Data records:
* Start *

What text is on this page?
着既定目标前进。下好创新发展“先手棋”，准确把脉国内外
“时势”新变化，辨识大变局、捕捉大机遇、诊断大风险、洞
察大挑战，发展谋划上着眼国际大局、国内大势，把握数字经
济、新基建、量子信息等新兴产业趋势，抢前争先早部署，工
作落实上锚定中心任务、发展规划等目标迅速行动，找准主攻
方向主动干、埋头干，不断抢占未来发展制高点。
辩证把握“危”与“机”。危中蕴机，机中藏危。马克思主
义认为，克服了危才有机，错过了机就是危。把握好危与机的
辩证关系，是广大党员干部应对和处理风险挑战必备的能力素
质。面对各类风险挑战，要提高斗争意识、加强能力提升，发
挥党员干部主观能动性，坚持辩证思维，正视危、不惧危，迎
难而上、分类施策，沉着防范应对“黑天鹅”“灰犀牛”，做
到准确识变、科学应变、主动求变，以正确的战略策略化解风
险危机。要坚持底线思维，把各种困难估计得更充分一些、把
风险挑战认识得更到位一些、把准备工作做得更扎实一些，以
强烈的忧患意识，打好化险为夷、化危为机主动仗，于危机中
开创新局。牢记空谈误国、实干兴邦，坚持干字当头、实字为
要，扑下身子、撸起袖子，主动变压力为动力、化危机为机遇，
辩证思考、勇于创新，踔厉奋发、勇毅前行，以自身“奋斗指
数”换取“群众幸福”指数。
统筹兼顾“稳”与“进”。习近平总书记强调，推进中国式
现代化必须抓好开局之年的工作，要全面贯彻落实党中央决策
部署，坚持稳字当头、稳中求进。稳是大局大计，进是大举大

* End *
* Start *

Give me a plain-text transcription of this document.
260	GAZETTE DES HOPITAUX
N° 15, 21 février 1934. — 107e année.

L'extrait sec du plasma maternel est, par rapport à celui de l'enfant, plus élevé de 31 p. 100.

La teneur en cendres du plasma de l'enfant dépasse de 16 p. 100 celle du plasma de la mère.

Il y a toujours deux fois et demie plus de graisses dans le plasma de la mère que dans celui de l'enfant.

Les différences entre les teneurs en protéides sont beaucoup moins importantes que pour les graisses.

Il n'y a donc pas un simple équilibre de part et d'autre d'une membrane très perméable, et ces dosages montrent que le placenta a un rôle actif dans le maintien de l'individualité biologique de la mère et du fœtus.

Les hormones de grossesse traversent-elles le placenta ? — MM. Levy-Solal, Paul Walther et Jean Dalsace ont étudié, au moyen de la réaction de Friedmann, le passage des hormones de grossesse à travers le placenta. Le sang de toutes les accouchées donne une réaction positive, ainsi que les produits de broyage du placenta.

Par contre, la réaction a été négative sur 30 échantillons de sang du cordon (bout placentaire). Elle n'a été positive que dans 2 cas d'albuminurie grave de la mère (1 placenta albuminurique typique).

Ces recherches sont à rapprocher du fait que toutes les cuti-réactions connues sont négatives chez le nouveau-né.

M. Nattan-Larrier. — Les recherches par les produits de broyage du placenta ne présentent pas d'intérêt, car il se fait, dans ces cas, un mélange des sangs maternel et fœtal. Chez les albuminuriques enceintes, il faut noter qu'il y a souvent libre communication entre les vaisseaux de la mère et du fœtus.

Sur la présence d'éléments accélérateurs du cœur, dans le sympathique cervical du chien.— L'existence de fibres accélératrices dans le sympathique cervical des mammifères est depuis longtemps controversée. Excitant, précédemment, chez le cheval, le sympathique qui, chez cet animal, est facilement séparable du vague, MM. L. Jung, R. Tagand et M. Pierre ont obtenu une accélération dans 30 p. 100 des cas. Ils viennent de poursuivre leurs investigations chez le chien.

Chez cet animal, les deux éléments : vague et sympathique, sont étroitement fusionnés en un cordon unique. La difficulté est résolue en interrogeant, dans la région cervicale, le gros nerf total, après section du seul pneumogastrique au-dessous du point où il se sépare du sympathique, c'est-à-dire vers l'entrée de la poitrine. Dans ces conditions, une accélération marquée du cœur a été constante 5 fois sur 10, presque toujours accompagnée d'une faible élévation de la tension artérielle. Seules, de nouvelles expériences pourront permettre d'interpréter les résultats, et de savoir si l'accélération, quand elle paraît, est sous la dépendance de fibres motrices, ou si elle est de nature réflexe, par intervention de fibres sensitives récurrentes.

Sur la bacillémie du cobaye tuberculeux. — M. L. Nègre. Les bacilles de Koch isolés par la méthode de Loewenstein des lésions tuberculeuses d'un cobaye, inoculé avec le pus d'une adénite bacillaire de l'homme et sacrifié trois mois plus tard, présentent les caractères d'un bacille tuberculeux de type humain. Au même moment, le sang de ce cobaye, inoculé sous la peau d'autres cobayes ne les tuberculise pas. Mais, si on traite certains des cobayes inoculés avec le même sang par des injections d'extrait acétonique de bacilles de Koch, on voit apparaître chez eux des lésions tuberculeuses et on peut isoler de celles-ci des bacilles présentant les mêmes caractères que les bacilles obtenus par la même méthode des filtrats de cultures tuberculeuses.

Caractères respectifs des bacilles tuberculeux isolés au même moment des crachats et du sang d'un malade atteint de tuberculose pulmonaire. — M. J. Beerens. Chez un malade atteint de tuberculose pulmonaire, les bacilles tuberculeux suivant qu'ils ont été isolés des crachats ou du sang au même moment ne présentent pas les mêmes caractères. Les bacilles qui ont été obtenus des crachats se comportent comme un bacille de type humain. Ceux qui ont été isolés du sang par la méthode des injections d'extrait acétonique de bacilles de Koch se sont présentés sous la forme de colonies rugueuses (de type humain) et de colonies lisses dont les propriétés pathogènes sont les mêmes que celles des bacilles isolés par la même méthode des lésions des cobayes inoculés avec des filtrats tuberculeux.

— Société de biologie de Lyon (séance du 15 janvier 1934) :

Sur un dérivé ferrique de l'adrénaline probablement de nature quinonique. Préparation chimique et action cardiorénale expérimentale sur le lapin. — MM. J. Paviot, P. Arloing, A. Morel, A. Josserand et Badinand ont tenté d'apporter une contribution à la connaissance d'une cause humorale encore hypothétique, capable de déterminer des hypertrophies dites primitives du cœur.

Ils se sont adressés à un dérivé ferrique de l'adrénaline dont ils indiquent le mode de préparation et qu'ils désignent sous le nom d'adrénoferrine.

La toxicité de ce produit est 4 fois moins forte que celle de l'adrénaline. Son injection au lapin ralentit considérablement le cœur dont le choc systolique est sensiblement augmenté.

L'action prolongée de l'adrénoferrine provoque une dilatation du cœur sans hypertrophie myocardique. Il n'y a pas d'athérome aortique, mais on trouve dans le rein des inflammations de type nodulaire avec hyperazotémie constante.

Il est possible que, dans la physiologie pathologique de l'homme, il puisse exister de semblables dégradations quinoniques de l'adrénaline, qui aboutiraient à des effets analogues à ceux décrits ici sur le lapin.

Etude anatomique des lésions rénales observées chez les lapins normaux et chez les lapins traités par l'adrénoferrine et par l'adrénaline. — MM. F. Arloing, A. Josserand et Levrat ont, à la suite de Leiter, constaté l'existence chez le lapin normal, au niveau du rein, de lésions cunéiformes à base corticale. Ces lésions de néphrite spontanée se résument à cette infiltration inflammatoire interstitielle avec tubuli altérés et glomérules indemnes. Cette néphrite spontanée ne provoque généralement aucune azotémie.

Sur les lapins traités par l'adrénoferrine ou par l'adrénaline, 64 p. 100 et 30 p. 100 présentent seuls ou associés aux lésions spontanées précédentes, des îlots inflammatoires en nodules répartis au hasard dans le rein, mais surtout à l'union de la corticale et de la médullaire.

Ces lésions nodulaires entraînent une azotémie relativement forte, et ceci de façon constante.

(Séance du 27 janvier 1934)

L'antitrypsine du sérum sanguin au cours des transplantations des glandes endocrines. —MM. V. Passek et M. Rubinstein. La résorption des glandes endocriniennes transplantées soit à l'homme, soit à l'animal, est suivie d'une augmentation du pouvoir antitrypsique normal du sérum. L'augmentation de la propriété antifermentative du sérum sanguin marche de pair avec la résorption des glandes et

* End *

From the records above, pull out every line containing the word "text".

EXERCISE OUTPUT:
What text is on this page?
Give me a plain-text transcription of this document.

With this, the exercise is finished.